[Fragmento seleccionado]
● ● ● ●

Genesis: del rock progresivo al éxito global
La salida de Peter Gabriel en 1975 marcó un punto de inflexión. Collins asumió el papel de cantante principal casi por accidente, y con ello comenzó una nueva etapa para Genesis. El grupo evolucionó hacia un sonido más accesible, sin perder ambición musical, lo que les permitió alcanzar un éxito masivo durante los años ochenta.
Álbumes como A Trick of the Tail, Invisible Touch o We Can’t Dance convirtieron a Genesis en una de las bandas más grandes del planeta, llenando estadios y encabezando listas de ventas. Collins se consolidó como un frontman carismático, cercano y emocionalmente directo, sin abandonar nunca su identidad como batería.
Una carrera en solitario histórica
Si su trabajo con Genesis fue fundamental, su carrera en solitario lo elevó a una dimensión pocas veces vista. Su debut, Face Value (1981), fue un éxito inmediato y dejó para la historia canciones como “In the Air Tonight”, con uno de los redobles de batería más icónicos de todos los tiempos.
Durante los años ochenta y noventa, Collins encadenó álbumes superventas como Hello, I Must Be Going!, No Jacket Required y …But Seriously. Su música, profundamente emocional, abordó temas como el amor, el desamor, la paternidad, la soledad o la injusticia social, siempre desde una honestidad desarmante.
En ese periodo logró algo extraordinario: dominar simultáneamente las listas de éxitos del pop, la radio adulta y las bandas sonoras cinematográficas, convirtiéndose en una presencia omnipresente en la cultura popular.
Ventas millonarias y récords históricos
Las cifras de Phil Collins son sencillamente colosales. Entre su carrera en solitario y su trabajo con Genesis, se estima que ha vendido más de 150 millones de discos en todo el mundo. Solo como solista supera los 100 millones, una cifra reservada a un puñado de artistas en la historia de la música.

● ● ● ●

[Listado de datos]
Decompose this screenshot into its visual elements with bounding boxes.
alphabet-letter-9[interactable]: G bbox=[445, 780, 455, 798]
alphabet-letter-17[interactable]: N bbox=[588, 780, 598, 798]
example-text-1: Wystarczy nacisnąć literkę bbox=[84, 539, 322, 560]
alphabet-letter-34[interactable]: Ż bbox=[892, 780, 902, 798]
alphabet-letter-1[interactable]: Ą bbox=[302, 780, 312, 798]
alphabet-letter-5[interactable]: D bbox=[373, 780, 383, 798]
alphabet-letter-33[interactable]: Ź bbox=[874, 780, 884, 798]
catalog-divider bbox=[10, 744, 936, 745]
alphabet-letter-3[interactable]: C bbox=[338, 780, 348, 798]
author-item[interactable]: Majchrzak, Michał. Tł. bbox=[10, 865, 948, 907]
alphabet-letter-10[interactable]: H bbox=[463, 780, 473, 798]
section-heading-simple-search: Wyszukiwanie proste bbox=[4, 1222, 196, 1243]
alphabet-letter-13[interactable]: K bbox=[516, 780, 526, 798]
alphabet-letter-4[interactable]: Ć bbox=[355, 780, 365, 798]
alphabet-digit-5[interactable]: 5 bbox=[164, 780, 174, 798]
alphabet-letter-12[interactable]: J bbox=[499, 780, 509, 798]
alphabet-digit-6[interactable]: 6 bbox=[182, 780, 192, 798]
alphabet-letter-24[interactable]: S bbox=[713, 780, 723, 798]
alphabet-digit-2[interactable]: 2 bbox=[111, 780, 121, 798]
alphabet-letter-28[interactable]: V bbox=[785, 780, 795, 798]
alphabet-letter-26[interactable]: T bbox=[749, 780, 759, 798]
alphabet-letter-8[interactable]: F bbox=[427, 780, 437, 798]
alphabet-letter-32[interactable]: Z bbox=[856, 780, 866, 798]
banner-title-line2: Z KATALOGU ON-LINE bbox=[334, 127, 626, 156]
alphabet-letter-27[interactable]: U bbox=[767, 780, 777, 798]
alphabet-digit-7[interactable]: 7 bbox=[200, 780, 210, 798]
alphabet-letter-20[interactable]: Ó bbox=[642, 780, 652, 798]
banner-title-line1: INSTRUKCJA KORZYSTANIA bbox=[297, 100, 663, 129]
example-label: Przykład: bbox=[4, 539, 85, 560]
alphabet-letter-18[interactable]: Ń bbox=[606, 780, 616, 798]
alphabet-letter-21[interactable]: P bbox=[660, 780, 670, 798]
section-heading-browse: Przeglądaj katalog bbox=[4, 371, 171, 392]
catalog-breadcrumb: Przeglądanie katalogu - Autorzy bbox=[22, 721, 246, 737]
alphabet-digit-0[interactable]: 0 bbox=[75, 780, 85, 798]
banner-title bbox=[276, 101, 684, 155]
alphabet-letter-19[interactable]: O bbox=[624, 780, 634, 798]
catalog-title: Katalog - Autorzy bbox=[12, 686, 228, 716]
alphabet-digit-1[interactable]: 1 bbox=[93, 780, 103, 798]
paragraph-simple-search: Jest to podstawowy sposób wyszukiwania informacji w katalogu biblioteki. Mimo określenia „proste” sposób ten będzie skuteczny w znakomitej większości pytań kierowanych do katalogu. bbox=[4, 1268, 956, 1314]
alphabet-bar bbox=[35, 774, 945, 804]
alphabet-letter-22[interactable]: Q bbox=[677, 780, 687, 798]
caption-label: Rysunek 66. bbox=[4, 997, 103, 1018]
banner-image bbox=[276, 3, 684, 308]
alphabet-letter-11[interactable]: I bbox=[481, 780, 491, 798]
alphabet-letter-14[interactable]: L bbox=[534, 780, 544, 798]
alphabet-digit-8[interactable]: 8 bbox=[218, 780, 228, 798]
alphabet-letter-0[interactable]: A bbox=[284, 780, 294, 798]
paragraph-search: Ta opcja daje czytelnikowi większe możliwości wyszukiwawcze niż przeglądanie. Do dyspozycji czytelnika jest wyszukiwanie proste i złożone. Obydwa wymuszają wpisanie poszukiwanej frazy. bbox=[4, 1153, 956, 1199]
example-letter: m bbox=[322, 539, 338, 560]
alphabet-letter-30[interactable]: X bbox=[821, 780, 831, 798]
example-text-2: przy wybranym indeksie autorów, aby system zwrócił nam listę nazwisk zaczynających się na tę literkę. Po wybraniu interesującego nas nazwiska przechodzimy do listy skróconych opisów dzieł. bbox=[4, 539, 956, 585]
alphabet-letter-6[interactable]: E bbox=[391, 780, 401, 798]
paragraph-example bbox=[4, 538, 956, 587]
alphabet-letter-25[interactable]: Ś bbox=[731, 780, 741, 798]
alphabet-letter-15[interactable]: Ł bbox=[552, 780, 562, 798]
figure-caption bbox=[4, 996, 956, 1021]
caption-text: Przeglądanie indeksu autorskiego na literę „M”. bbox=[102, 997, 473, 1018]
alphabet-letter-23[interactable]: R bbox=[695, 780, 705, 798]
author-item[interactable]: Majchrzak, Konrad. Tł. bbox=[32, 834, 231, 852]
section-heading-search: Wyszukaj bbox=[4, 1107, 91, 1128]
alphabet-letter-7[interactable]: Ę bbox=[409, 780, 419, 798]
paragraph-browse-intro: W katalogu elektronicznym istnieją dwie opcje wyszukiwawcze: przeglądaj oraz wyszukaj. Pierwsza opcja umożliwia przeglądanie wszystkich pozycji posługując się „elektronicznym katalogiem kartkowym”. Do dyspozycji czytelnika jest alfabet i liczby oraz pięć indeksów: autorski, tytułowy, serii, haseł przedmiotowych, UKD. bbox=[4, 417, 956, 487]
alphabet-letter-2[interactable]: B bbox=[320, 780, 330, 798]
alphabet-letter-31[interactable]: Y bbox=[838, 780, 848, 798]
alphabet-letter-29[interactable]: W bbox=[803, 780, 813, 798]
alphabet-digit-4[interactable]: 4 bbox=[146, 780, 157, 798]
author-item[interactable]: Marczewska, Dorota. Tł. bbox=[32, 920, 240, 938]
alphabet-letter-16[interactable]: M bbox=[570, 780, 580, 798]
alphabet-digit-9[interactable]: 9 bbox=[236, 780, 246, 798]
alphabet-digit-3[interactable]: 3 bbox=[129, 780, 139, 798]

● ● ● ●

[Preguntas de estudio]
1. Enumere todos los temas que, según el fragmento sobre Phil Collins, aborda su música.
2. Explique en una a tres oraciones qué permitió a Genesis alcanzar un éxito masivo durante los años ochenta, según el fragmento sobre Phil Collins.

[Respuestas]
1. El amor, el desamor, la paternidad, la soledad y la injusticia social.

2. Tras la salida de Peter Gabriel, el grupo evolucionó hacia un sonido más accesible sin perder ambición musical. Ese cambio le permitió alcanzar un éxito masivo en esa década.